=== Dataset records ===
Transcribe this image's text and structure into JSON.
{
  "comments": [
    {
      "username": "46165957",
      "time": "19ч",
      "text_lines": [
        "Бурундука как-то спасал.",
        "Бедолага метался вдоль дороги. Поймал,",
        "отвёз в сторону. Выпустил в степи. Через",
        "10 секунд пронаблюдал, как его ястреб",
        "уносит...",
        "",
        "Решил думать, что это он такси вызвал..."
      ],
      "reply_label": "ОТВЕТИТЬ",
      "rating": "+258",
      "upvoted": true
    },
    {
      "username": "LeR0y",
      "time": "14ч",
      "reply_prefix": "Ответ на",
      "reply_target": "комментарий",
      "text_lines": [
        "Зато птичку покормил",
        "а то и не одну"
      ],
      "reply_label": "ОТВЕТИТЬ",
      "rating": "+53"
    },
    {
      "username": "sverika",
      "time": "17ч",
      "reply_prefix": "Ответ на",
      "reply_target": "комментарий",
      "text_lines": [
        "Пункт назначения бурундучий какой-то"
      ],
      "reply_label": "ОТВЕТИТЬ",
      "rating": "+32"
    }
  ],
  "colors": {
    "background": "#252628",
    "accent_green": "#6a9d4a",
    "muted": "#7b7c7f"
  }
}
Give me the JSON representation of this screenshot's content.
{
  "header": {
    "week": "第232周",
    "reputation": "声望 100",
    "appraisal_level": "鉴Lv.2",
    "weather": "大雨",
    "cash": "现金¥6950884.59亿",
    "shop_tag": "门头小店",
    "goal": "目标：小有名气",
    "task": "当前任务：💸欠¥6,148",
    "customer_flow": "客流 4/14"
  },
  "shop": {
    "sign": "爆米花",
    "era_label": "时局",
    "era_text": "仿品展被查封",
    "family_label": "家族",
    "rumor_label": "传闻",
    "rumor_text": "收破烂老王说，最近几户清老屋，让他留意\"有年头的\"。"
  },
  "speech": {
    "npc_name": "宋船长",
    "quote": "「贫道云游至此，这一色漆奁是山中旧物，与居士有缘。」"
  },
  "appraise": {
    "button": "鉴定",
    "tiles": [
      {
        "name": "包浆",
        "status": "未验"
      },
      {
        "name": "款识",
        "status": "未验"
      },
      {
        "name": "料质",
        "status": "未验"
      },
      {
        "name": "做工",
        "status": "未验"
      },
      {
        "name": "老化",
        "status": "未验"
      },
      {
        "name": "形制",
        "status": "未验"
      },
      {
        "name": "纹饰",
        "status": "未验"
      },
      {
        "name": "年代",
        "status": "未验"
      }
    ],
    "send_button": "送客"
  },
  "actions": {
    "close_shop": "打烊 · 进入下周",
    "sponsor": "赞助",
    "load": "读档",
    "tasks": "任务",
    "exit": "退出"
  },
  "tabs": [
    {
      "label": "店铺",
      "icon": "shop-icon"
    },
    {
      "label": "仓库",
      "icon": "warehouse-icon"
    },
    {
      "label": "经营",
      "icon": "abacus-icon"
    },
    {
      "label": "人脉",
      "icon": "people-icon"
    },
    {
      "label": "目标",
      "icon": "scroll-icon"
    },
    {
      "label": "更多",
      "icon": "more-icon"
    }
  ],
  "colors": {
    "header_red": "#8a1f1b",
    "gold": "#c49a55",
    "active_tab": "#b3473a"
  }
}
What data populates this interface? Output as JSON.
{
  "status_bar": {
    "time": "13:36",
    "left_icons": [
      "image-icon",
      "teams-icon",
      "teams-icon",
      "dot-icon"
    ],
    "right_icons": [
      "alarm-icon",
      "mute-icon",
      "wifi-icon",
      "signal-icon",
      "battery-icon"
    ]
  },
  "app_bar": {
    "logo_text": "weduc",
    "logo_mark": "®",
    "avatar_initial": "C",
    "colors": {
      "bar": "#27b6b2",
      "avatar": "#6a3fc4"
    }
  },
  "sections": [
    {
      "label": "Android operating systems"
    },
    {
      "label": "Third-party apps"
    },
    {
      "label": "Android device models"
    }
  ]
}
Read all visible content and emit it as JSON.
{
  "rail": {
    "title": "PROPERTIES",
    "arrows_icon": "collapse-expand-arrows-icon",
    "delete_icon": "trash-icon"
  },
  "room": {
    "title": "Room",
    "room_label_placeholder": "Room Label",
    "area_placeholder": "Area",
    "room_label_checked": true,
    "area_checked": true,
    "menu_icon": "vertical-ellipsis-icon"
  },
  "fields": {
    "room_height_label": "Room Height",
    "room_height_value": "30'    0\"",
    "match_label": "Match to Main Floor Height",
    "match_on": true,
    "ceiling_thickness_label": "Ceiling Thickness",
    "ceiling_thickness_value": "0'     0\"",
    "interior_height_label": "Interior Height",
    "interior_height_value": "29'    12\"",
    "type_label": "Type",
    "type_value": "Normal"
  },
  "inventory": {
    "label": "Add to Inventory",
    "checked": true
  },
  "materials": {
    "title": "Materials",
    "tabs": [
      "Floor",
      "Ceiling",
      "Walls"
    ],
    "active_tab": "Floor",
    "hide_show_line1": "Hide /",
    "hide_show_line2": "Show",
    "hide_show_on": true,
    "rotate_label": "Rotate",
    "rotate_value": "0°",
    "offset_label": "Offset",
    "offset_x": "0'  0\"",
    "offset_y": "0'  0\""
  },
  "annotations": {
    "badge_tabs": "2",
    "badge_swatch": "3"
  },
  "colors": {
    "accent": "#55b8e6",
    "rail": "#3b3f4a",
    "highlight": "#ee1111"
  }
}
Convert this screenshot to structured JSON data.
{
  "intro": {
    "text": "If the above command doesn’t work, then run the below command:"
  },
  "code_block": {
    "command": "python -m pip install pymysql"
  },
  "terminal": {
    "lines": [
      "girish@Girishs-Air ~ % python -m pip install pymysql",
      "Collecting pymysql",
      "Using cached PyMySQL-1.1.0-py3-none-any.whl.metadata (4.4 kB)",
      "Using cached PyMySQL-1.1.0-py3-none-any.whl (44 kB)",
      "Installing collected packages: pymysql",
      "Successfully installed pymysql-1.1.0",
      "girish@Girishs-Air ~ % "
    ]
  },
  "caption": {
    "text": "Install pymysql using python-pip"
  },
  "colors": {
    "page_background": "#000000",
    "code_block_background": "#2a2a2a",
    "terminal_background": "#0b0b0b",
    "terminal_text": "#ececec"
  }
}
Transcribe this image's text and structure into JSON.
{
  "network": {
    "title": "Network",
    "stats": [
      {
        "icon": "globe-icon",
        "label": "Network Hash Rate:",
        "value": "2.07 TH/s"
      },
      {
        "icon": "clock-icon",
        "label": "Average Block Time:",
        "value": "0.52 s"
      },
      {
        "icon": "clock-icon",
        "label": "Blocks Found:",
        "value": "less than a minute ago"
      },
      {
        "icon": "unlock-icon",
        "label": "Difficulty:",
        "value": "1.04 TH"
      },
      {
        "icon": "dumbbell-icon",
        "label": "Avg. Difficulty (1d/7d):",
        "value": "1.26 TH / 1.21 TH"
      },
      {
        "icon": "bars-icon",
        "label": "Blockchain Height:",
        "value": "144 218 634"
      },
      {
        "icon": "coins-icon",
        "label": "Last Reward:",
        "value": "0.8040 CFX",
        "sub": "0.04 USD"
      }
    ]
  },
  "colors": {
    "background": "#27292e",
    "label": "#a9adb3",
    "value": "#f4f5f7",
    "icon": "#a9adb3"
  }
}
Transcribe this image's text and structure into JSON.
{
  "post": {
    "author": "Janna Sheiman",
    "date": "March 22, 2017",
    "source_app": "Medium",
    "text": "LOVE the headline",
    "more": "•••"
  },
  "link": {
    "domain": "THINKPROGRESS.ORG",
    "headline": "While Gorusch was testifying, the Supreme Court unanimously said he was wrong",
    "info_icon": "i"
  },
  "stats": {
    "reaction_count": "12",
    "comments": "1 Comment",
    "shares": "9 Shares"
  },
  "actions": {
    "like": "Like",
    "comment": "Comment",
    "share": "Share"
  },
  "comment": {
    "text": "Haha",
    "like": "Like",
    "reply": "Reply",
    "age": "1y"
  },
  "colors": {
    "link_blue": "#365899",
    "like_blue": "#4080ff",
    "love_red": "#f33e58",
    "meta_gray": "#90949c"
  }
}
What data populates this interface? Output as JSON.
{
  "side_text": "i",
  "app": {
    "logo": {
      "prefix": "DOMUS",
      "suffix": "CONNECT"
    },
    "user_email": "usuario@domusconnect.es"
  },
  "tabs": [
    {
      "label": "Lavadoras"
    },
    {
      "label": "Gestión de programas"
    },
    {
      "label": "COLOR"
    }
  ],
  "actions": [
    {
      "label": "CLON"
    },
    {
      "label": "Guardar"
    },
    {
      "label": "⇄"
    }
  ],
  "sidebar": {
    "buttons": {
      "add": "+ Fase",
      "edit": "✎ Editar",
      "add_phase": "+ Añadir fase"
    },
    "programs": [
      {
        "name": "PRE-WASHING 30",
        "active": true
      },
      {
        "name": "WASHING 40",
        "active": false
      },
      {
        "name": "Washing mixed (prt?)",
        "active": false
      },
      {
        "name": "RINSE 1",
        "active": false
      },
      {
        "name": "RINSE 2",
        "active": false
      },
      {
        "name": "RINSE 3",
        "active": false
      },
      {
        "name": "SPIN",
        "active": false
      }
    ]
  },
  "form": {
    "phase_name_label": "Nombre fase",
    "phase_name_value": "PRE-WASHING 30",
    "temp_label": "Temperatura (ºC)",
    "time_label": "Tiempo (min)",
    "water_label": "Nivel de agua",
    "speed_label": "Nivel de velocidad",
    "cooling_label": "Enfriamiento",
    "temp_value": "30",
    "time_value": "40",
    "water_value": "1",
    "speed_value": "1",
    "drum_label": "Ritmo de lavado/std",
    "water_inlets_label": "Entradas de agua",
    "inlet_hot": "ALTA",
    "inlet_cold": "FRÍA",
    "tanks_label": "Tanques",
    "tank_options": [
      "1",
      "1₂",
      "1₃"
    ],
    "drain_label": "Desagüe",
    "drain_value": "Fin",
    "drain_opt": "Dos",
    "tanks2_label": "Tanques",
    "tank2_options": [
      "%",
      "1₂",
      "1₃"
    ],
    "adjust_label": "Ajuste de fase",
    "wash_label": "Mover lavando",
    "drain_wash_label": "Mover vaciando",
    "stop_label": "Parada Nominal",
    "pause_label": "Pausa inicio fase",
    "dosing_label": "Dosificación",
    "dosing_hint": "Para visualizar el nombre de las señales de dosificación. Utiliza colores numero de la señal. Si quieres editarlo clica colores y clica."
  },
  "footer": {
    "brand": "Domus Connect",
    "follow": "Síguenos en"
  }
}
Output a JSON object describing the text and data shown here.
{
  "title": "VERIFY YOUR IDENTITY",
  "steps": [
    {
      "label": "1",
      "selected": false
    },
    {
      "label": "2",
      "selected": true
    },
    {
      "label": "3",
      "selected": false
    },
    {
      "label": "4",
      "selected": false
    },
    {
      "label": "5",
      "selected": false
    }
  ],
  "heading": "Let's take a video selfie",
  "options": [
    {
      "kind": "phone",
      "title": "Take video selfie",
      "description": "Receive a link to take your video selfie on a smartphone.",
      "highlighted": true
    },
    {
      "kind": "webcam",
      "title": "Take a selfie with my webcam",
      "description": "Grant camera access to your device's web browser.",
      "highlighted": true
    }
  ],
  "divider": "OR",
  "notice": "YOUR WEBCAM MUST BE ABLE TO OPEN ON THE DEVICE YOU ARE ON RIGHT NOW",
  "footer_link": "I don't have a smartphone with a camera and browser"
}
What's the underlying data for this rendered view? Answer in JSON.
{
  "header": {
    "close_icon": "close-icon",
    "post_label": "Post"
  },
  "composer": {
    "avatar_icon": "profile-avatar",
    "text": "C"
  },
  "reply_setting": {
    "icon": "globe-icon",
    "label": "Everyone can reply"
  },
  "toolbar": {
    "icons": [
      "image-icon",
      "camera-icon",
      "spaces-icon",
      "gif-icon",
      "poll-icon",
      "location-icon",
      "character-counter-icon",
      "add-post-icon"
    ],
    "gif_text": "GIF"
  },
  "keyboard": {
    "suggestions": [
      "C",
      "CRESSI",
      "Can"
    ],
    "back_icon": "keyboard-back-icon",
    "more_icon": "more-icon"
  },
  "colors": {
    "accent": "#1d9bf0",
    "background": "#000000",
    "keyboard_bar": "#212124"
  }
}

=== Given problem ===
Only lines with "smartphone" are wanted here; list each of them.

=== Correct result ===
      "description": "Receive a link to take your video selfie on a smartphone.",
  "footer_link": "I don't have a smartphone with a camera and browser"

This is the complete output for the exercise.